§ Your objective
Copy the lines of the listing verbatim, starting at the first line and ending at the line that contains "solution-line: 硬关机，重启或重新安装系 bbox=[1150, 38, 1457, 69]".

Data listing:
· · · ·

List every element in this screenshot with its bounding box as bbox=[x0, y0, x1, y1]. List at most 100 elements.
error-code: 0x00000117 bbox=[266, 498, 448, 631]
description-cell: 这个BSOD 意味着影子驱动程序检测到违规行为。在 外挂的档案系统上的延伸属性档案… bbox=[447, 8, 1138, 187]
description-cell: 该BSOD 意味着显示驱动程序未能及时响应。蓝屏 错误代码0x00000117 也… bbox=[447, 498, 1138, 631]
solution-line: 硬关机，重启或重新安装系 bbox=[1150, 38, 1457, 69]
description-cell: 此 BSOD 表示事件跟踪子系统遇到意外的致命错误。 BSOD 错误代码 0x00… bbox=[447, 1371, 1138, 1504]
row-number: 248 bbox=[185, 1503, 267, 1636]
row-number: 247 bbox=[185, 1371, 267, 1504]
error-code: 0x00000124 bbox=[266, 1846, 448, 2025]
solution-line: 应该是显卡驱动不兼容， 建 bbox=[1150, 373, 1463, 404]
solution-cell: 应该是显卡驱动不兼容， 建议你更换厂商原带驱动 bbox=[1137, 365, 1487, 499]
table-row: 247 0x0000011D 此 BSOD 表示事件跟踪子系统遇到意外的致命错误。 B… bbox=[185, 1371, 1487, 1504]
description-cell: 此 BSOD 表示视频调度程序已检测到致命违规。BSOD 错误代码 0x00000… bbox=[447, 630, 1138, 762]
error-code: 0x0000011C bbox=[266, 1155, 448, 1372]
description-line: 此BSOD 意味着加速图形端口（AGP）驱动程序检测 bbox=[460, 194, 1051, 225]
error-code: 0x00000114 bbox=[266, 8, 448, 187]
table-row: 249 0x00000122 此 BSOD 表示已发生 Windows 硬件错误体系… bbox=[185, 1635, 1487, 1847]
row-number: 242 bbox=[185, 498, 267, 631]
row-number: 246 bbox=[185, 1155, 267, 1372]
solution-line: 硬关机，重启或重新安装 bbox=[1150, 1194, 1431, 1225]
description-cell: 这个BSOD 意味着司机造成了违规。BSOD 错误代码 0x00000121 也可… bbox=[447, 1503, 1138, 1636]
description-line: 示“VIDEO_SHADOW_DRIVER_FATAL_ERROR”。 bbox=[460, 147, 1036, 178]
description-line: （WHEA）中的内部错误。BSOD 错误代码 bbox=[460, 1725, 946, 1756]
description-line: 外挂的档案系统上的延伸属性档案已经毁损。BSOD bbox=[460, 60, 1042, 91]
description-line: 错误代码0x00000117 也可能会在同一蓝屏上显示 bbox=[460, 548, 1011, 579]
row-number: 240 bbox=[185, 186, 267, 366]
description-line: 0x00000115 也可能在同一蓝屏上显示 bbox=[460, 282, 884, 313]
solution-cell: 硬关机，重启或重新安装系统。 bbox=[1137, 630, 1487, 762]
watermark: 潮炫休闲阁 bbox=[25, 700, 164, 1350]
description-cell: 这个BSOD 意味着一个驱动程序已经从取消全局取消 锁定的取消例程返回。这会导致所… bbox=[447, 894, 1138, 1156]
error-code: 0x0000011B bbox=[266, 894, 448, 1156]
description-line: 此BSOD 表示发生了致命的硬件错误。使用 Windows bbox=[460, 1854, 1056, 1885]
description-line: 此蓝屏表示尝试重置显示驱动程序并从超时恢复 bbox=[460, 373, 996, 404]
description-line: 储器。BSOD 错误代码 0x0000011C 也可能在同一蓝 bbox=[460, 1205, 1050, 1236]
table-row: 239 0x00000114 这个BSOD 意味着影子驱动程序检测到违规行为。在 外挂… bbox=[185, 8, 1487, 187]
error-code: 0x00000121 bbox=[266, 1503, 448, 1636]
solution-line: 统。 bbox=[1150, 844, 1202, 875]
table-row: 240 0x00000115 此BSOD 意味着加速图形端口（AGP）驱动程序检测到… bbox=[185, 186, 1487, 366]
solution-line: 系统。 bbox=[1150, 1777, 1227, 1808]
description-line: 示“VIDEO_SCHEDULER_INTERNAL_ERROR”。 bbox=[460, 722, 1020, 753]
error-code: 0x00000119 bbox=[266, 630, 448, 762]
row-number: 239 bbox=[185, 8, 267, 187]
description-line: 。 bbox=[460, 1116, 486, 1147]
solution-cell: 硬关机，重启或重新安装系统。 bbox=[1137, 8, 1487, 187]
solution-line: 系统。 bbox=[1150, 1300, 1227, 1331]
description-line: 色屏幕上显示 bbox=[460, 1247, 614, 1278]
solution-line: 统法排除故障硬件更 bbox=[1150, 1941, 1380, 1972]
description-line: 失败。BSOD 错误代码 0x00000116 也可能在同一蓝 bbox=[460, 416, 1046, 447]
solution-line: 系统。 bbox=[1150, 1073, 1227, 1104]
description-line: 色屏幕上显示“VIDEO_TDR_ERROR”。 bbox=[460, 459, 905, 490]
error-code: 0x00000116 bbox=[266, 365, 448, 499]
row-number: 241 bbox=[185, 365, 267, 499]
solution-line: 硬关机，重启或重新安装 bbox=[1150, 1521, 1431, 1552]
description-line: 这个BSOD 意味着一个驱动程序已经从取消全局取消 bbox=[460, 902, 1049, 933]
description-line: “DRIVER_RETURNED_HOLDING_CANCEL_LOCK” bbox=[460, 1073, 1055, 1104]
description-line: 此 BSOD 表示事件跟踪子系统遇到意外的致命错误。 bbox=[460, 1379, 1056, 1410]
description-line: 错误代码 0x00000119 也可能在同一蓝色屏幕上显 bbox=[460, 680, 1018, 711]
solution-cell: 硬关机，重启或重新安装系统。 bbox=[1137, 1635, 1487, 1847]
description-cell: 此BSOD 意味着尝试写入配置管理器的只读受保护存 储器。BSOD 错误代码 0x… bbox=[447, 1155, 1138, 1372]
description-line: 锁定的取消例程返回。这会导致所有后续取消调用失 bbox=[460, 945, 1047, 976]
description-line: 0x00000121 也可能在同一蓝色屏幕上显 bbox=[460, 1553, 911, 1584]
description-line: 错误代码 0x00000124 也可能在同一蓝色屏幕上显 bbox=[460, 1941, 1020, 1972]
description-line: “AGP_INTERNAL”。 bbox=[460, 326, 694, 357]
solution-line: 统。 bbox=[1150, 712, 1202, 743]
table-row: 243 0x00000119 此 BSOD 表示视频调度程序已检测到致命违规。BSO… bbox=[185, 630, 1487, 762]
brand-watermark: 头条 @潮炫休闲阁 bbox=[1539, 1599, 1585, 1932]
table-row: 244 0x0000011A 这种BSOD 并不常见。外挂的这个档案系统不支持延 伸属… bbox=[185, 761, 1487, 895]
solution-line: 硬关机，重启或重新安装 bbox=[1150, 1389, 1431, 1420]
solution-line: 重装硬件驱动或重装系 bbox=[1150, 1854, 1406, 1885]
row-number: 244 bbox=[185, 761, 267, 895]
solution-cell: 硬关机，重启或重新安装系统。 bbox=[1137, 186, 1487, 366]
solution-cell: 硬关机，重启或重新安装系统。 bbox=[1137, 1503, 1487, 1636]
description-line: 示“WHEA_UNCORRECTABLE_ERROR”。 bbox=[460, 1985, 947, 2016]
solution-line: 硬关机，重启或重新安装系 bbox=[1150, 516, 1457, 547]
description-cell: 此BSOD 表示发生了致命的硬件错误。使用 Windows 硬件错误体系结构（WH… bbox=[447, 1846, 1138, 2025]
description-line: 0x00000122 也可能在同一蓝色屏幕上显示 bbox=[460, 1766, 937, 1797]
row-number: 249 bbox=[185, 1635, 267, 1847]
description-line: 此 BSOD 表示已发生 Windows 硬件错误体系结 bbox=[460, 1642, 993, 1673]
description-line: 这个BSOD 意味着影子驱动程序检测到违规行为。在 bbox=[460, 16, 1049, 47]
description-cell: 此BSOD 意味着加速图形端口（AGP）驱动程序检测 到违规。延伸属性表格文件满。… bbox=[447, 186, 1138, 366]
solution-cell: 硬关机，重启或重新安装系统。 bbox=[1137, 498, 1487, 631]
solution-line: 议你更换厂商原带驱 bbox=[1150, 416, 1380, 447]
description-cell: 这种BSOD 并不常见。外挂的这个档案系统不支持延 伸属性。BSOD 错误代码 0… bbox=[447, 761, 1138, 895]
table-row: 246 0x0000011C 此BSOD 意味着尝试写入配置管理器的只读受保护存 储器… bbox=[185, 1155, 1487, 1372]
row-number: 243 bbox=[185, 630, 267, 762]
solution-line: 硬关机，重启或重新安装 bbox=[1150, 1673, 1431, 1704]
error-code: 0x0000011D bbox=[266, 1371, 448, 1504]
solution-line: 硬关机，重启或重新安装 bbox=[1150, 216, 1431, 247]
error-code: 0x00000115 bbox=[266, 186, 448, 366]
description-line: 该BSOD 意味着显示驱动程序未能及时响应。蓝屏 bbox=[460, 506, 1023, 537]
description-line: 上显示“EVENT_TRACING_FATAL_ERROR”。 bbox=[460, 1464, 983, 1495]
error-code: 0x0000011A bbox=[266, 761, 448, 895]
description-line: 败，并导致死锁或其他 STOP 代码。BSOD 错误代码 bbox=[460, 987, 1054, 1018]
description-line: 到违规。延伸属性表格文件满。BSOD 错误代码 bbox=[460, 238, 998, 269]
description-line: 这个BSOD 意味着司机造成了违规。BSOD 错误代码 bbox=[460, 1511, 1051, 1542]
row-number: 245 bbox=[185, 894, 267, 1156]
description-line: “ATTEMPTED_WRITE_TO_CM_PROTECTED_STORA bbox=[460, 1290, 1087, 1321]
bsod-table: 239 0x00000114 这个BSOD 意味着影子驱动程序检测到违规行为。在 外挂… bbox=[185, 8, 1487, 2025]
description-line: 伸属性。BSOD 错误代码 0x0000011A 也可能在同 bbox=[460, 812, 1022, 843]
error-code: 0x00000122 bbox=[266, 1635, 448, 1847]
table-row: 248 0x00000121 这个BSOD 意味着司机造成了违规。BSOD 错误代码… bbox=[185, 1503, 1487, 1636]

· · · ·

§ Exercise response
List every element in this screenshot with its bounding box as bbox=[x0, y0, x1, y1]. List at most 100 elements.
error-code: 0x00000117 bbox=[266, 498, 448, 631]
description-cell: 这个BSOD 意味着影子驱动程序检测到违规行为。在 外挂的档案系统上的延伸属性档案… bbox=[447, 8, 1138, 187]
description-cell: 该BSOD 意味着显示驱动程序未能及时响应。蓝屏 错误代码0x00000117 也… bbox=[447, 498, 1138, 631]
solution-line: 硬关机，重启或重新安装系 bbox=[1150, 38, 1457, 69]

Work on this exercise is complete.